Given request ▸ Please count the lines below that contain the word "State", and reply with that number alone.

Supplied records ▸
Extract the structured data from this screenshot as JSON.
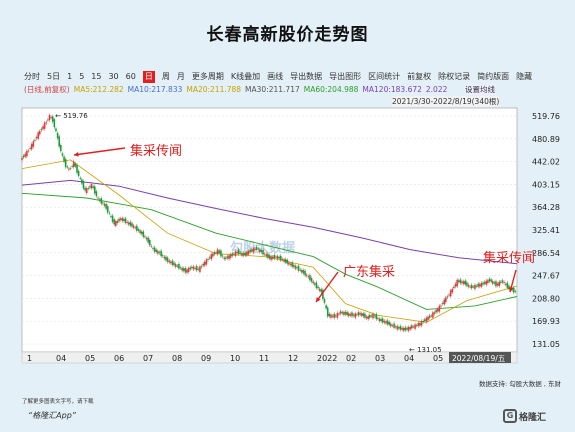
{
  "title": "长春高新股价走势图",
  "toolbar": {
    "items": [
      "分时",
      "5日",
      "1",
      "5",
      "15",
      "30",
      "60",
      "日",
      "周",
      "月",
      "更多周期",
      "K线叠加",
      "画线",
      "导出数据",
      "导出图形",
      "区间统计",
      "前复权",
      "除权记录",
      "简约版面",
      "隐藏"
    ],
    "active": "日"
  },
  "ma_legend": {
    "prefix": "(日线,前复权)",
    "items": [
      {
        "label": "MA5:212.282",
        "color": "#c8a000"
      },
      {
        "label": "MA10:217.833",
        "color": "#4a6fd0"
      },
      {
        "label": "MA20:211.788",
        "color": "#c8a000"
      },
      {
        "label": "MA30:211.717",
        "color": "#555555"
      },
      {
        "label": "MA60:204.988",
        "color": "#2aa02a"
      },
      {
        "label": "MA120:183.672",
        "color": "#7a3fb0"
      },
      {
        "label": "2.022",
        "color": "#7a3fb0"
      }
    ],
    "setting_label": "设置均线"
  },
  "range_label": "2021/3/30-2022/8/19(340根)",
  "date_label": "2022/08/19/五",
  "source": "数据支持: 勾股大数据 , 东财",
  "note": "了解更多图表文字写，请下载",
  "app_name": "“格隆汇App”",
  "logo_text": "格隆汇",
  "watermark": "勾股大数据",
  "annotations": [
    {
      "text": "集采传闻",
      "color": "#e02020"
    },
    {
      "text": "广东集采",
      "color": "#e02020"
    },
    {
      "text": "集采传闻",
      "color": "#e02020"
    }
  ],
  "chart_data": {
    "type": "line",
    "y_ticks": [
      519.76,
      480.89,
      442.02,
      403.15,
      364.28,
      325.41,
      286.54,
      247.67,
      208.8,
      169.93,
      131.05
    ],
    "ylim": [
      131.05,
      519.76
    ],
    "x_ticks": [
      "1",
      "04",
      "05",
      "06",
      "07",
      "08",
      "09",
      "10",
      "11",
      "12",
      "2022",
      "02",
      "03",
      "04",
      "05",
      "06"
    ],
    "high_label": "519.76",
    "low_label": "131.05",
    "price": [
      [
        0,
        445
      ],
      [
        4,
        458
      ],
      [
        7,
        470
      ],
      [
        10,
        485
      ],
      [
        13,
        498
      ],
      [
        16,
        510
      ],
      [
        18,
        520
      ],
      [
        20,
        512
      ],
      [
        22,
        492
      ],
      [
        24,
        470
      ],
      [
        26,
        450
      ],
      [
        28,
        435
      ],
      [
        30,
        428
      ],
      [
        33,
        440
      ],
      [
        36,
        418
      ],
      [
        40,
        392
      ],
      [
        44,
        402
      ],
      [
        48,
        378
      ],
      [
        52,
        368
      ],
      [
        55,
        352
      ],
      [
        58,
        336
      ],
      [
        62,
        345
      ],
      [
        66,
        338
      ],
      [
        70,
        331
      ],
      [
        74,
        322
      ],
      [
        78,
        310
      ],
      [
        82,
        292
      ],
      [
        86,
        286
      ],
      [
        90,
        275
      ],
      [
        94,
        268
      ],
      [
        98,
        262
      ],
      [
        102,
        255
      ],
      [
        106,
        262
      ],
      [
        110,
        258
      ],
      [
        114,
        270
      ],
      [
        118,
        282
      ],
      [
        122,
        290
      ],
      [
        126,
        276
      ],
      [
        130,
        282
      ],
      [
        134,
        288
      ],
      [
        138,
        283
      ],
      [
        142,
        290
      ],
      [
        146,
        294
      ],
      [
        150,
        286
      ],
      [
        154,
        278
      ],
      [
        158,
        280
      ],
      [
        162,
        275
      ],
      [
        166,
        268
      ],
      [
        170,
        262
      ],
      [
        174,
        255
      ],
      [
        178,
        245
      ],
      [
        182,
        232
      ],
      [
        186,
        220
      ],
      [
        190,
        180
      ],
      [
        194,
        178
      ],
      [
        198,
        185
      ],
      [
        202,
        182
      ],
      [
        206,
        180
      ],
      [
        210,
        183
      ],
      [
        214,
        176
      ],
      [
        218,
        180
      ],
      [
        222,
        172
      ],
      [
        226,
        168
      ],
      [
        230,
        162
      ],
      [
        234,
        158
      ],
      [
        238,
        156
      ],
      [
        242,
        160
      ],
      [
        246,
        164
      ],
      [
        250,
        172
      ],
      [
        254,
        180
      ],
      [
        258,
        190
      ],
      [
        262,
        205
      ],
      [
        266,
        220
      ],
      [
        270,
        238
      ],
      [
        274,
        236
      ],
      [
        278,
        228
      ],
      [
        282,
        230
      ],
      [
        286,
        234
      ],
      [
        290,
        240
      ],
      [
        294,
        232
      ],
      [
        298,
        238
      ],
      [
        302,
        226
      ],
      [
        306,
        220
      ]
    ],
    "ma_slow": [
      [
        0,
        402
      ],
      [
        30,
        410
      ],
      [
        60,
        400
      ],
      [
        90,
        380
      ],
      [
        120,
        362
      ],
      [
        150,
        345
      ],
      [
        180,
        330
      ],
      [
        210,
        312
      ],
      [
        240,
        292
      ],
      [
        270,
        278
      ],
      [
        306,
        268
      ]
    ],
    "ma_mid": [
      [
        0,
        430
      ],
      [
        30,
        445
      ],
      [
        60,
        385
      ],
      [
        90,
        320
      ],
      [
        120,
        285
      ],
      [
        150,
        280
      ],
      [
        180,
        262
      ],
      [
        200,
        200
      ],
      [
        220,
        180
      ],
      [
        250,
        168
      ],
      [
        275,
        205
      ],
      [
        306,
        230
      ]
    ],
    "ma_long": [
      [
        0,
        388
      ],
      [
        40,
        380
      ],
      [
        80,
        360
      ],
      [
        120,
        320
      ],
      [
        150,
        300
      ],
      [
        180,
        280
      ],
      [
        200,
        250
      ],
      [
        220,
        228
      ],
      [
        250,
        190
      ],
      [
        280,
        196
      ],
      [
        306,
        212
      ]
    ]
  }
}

...

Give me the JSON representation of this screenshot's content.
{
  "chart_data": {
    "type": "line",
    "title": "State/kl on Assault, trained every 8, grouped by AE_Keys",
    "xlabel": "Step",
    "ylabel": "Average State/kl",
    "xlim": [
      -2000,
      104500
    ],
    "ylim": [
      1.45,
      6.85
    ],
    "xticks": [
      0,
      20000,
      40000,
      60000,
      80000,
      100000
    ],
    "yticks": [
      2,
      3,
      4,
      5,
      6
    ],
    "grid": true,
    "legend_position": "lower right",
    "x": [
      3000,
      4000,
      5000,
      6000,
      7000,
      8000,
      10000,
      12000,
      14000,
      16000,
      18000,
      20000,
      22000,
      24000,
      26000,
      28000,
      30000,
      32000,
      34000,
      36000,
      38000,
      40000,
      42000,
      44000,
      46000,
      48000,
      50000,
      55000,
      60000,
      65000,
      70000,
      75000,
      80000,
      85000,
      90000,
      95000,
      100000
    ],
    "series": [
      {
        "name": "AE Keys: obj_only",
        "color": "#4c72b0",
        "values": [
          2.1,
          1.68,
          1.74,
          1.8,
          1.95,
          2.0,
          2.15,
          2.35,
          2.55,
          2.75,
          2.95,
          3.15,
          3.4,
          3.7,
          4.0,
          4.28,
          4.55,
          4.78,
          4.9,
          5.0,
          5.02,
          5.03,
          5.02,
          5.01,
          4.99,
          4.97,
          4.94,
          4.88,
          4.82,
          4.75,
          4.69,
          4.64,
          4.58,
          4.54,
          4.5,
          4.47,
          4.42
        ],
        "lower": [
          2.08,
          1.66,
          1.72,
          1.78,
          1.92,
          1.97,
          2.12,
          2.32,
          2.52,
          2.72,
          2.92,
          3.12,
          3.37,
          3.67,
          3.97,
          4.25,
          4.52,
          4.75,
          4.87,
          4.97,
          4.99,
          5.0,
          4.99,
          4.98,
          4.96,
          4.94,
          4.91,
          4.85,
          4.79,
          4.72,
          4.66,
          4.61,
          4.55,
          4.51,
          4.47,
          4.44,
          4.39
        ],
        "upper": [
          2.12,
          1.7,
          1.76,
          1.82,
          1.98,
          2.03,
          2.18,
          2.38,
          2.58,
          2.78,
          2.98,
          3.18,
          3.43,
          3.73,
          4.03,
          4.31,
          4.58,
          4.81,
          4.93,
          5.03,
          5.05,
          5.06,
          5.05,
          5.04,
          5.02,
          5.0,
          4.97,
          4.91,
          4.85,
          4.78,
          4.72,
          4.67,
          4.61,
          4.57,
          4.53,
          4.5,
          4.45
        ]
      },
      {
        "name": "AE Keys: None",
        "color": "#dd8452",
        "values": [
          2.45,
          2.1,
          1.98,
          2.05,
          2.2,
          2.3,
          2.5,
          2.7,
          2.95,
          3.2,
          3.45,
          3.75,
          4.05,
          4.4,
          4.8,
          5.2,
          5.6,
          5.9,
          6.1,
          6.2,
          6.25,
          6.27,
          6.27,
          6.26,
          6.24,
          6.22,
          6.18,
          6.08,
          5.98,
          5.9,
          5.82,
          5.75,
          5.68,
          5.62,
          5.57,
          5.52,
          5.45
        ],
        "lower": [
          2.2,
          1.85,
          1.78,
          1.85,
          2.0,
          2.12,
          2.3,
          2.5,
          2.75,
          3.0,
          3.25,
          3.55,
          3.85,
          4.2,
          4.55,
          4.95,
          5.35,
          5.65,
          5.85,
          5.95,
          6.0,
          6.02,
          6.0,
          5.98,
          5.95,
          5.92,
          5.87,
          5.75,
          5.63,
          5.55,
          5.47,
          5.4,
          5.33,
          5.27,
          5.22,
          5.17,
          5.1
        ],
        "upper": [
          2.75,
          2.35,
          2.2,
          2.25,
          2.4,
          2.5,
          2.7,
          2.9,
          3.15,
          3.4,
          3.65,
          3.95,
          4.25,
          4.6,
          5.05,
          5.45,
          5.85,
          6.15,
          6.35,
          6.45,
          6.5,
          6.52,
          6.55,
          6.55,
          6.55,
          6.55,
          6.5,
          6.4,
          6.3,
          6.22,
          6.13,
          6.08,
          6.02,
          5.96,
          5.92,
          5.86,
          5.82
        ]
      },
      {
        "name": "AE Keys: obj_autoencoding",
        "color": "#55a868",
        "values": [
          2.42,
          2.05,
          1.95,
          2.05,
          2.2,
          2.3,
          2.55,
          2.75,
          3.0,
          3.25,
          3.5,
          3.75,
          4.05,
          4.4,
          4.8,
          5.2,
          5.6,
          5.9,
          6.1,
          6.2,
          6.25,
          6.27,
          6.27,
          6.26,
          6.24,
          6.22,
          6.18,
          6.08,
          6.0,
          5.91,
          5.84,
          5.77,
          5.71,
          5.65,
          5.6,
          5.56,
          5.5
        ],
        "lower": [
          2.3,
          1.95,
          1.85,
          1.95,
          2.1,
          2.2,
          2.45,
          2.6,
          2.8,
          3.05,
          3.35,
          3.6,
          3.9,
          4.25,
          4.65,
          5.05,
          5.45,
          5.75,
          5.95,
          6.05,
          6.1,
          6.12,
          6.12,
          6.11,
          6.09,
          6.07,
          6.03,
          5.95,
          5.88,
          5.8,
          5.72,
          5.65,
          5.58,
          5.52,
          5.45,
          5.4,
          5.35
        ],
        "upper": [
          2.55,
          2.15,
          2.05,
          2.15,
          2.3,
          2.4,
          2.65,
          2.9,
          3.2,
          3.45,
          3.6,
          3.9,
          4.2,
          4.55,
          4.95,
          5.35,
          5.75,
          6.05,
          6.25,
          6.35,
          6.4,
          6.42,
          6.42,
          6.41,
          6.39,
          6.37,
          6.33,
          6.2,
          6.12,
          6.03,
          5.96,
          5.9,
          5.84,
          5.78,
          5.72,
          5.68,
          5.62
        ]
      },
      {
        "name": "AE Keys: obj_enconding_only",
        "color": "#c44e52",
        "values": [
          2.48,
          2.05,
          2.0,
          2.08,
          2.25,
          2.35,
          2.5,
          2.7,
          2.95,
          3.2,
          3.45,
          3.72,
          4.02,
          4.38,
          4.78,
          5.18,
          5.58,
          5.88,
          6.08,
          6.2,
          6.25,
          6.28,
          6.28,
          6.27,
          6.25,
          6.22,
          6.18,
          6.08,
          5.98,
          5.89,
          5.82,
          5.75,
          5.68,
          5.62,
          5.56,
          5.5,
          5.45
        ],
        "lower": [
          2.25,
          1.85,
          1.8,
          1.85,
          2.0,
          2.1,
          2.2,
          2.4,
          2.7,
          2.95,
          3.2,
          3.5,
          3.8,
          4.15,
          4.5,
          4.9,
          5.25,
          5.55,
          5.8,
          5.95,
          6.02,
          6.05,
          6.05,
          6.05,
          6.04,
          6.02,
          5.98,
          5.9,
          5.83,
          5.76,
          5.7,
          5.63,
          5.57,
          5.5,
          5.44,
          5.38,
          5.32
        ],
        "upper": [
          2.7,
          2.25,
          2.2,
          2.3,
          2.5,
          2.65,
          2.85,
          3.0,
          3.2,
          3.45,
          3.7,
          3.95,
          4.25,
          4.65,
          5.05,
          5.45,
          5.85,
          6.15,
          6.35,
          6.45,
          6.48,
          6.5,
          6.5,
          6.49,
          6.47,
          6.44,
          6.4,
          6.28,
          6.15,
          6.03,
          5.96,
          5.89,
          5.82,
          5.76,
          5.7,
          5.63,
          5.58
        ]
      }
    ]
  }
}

Task answer ▸ 2